Rows from a figure dataset:
————————

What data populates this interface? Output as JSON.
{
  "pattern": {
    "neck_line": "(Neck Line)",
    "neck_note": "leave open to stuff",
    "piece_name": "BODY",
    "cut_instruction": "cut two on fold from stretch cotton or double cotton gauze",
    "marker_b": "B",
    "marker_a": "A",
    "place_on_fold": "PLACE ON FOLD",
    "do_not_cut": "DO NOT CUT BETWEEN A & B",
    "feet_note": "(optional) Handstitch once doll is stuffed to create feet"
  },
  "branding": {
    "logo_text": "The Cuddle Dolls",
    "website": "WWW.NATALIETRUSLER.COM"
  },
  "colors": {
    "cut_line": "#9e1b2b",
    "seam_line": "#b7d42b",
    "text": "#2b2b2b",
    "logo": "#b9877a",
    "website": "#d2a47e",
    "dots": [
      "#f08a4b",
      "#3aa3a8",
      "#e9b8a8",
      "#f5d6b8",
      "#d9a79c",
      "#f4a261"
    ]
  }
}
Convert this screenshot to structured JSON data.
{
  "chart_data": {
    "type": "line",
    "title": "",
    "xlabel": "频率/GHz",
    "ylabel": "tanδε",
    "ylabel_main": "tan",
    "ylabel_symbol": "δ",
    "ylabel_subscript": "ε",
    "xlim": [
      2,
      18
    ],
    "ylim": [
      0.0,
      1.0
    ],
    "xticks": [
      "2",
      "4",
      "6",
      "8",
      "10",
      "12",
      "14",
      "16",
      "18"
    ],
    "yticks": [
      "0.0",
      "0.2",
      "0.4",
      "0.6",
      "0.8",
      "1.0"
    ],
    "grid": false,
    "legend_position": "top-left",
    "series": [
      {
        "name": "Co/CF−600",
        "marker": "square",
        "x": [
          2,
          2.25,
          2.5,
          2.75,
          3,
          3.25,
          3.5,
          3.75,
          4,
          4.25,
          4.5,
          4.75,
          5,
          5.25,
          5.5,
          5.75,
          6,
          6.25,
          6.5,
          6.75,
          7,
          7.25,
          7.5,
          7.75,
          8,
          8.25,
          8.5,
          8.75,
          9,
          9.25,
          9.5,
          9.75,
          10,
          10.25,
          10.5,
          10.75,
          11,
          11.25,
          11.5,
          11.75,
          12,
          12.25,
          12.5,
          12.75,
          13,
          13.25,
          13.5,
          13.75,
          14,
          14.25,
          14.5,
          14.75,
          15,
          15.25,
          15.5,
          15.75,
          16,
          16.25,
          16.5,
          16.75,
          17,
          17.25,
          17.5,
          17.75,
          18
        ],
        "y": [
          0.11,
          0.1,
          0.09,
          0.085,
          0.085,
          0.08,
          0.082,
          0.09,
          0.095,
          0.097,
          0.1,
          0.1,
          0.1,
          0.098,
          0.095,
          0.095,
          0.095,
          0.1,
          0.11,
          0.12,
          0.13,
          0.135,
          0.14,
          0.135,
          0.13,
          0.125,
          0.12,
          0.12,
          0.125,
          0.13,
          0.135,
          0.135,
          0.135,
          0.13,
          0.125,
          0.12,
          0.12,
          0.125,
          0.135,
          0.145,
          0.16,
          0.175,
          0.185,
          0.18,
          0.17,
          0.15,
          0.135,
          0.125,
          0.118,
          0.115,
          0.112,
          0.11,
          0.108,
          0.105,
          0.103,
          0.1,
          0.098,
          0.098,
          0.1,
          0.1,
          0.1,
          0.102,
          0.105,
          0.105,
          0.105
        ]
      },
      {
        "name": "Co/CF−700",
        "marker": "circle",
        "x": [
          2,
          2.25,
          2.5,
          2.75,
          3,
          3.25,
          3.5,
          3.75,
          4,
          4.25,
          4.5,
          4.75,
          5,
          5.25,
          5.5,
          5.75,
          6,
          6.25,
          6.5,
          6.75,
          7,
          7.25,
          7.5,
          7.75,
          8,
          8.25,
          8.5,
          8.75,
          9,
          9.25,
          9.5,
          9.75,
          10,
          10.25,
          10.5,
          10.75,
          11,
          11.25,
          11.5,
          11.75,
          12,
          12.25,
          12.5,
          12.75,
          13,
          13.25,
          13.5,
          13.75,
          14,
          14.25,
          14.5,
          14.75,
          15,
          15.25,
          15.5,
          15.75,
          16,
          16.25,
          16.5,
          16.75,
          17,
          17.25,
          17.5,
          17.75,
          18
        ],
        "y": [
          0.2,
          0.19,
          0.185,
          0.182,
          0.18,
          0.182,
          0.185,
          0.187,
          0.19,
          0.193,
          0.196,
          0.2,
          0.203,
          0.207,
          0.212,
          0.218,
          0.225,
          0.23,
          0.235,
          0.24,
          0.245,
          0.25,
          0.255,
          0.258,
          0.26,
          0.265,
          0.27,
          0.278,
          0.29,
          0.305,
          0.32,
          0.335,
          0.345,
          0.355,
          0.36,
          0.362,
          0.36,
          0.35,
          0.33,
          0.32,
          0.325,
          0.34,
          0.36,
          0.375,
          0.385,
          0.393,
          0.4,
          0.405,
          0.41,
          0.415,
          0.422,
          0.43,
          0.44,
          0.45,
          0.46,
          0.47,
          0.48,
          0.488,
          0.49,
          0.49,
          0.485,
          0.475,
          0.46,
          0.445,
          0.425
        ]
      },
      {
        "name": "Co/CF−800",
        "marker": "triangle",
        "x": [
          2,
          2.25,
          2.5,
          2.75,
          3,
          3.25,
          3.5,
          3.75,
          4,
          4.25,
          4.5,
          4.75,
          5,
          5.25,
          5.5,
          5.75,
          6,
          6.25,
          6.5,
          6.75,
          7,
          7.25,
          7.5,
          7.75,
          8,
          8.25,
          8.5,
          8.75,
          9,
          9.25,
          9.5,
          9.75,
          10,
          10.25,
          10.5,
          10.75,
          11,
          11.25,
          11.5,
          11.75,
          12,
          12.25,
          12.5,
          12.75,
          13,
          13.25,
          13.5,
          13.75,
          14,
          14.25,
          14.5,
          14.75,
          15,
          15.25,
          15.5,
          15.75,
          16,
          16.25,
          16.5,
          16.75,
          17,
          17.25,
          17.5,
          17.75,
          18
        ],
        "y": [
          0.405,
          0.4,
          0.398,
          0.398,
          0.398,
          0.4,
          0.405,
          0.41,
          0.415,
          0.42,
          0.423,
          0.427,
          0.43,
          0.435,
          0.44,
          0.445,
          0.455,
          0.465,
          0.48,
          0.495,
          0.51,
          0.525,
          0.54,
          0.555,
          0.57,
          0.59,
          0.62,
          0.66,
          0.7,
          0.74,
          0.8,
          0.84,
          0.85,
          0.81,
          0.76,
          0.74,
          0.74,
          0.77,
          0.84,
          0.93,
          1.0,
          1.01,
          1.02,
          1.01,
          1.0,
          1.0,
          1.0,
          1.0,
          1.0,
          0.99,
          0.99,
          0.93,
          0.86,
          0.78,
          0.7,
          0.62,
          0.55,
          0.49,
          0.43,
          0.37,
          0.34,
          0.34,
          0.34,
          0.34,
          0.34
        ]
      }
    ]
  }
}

————————

- _Task description_
Retype all the material above precisely, with no line left out.

- _Solution for this task_
What data populates this interface? Output as JSON.
{
  "pattern": {
    "neck_line": "(Neck Line)",
    "neck_note": "leave open to stuff",
    "piece_name": "BODY",
    "cut_instruction": "cut two on fold from stretch cotton or double cotton gauze",
    "marker_b": "B",
    "marker_a": "A",
    "place_on_fold": "PLACE ON FOLD",
    "do_not_cut": "DO NOT CUT BETWEEN A & B",
    "feet_note": "(optional) Handstitch once doll is stuffed to create feet"
  },
  "branding": {
    "logo_text": "The Cuddle Dolls",
    "website": "WWW.NATALIETRUSLER.COM"
  },
  "colors": {
    "cut_line": "#9e1b2b",
    "seam_line": "#b7d42b",
    "text": "#2b2b2b",
    "logo": "#b9877a",
    "website": "#d2a47e",
    "dots": [
      "#f08a4b",
      "#3aa3a8",
      "#e9b8a8",
      "#f5d6b8",
      "#d9a79c",
      "#f4a261"
    ]
  }
}
Convert this screenshot to structured JSON data.
{
  "chart_data": {
    "type": "line",
    "title": "",
    "xlabel": "频率/GHz",
    "ylabel": "tanδε",
    "ylabel_main": "tan",
    "ylabel_symbol": "δ",
    "ylabel_subscript": "ε",
    "xlim": [
      2,
      18
    ],
    "ylim": [
      0.0,
      1.0
    ],
    "xticks": [
      "2",
      "4",
      "6",
      "8",
      "10",
      "12",
      "14",
      "16",
      "18"
    ],
    "yticks": [
      "0.0",
      "0.2",
      "0.4",
      "0.6",
      "0.8",
      "1.0"
    ],
    "grid": false,
    "legend_position": "top-left",
    "series": [
      {
        "name": "Co/CF−600",
        "marker": "square",
        "x": [
          2,
          2.25,
          2.5,
          2.75,
          3,
          3.25,
          3.5,
          3.75,
          4,
          4.25,
          4.5,
          4.75,
          5,
          5.25,
          5.5,
          5.75,
          6,
          6.25,
          6.5,
          6.75,
          7,
          7.25,
          7.5,
          7.75,
          8,
          8.25,
          8.5,
          8.75,
          9,
          9.25,
          9.5,
          9.75,
          10,
          10.25,
          10.5,
          10.75,
          11,
          11.25,
          11.5,
          11.75,
          12,
          12.25,
          12.5,
          12.75,
          13,
          13.25,
          13.5,
          13.75,
          14,
          14.25,
          14.5,
          14.75,
          15,
          15.25,
          15.5,
          15.75,
          16,
          16.25,
          16.5,
          16.75,
          17,
          17.25,
          17.5,
          17.75,
          18
        ],
        "y": [
          0.11,
          0.1,
          0.09,
          0.085,
          0.085,
          0.08,
          0.082,
          0.09,
          0.095,
          0.097,
          0.1,
          0.1,
          0.1,
          0.098,
          0.095,
          0.095,
          0.095,
          0.1,
          0.11,
          0.12,
          0.13,
          0.135,
          0.14,
          0.135,
          0.13,
          0.125,
          0.12,
          0.12,
          0.125,
          0.13,
          0.135,
          0.135,
          0.135,
          0.13,
          0.125,
          0.12,
          0.12,
          0.125,
          0.135,
          0.145,
          0.16,
          0.175,
          0.185,
          0.18,
          0.17,
          0.15,
          0.135,
          0.125,
          0.118,
          0.115,
          0.112,
          0.11,
          0.108,
          0.105,
          0.103,
          0.1,
          0.098,
          0.098,
          0.1,
          0.1,
          0.1,
          0.102,
          0.105,
          0.105,
          0.105
        ]
      },
      {
        "name": "Co/CF−700",
        "marker": "circle",
        "x": [
          2,
          2.25,
          2.5,
          2.75,
          3,
          3.25,
          3.5,
          3.75,
          4,
          4.25,
          4.5,
          4.75,
          5,
          5.25,
          5.5,
          5.75,
          6,
          6.25,
          6.5,
          6.75,
          7,
          7.25,
          7.5,
          7.75,
          8,
          8.25,
          8.5,
          8.75,
          9,
          9.25,
          9.5,
          9.75,
          10,
          10.25,
          10.5,
          10.75,
          11,
          11.25,
          11.5,
          11.75,
          12,
          12.25,
          12.5,
          12.75,
          13,
          13.25,
          13.5,
          13.75,
          14,
          14.25,
          14.5,
          14.75,
          15,
          15.25,
          15.5,
          15.75,
          16,
          16.25,
          16.5,
          16.75,
          17,
          17.25,
          17.5,
          17.75,
          18
        ],
        "y": [
          0.2,
          0.19,
          0.185,
          0.182,
          0.18,
          0.182,
          0.185,
          0.187,
          0.19,
          0.193,
          0.196,
          0.2,
          0.203,
          0.207,
          0.212,
          0.218,
          0.225,
          0.23,
          0.235,
          0.24,
          0.245,
          0.25,
          0.255,
          0.258,
          0.26,
          0.265,
          0.27,
          0.278,
          0.29,
          0.305,
          0.32,
          0.335,
          0.345,
          0.355,
          0.36,
          0.362,
          0.36,
          0.35,
          0.33,
          0.32,
          0.325,
          0.34,
          0.36,
          0.375,
          0.385,
          0.393,
          0.4,
          0.405,
          0.41,
          0.415,
          0.422,
          0.43,
          0.44,
          0.45,
          0.46,
          0.47,
          0.48,
          0.488,
          0.49,
          0.49,
          0.485,
          0.475,
          0.46,
          0.445,
          0.425
        ]
      },
      {
        "name": "Co/CF−800",
        "marker": "triangle",
        "x": [
          2,
          2.25,
          2.5,
          2.75,
          3,
          3.25,
          3.5,
          3.75,
          4,
          4.25,
          4.5,
          4.75,
          5,
          5.25,
          5.5,
          5.75,
          6,
          6.25,
          6.5,
          6.75,
          7,
          7.25,
          7.5,
          7.75,
          8,
          8.25,
          8.5,
          8.75,
          9,
          9.25,
          9.5,
          9.75,
          10,
          10.25,
          10.5,
          10.75,
          11,
          11.25,
          11.5,
          11.75,
          12,
          12.25,
          12.5,
          12.75,
          13,
          13.25,
          13.5,
          13.75,
          14,
          14.25,
          14.5,
          14.75,
          15,
          15.25,
          15.5,
          15.75,
          16,
          16.25,
          16.5,
          16.75,
          17,
          17.25,
          17.5,
          17.75,
          18
        ],
        "y": [
          0.405,
          0.4,
          0.398,
          0.398,
          0.398,
          0.4,
          0.405,
          0.41,
          0.415,
          0.42,
          0.423,
          0.427,
          0.43,
          0.435,
          0.44,
          0.445,
          0.455,
          0.465,
          0.48,
          0.495,
          0.51,
          0.525,
          0.54,
          0.555,
          0.57,
          0.59,
          0.62,
          0.66,
          0.7,
          0.74,
          0.8,
          0.84,
          0.85,
          0.81,
          0.76,
          0.74,
          0.74,
          0.77,
          0.84,
          0.93,
          1.0,
          1.01,
          1.02,
          1.01,
          1.0,
          1.0,
          1.0,
          1.0,
          1.0,
          0.99,
          0.99,
          0.93,
          0.86,
          0.78,
          0.7,
          0.62,
          0.55,
          0.49,
          0.43,
          0.37,
          0.34,
          0.34,
          0.34,
          0.34,
          0.34
        ]
      }
    ]
  }
}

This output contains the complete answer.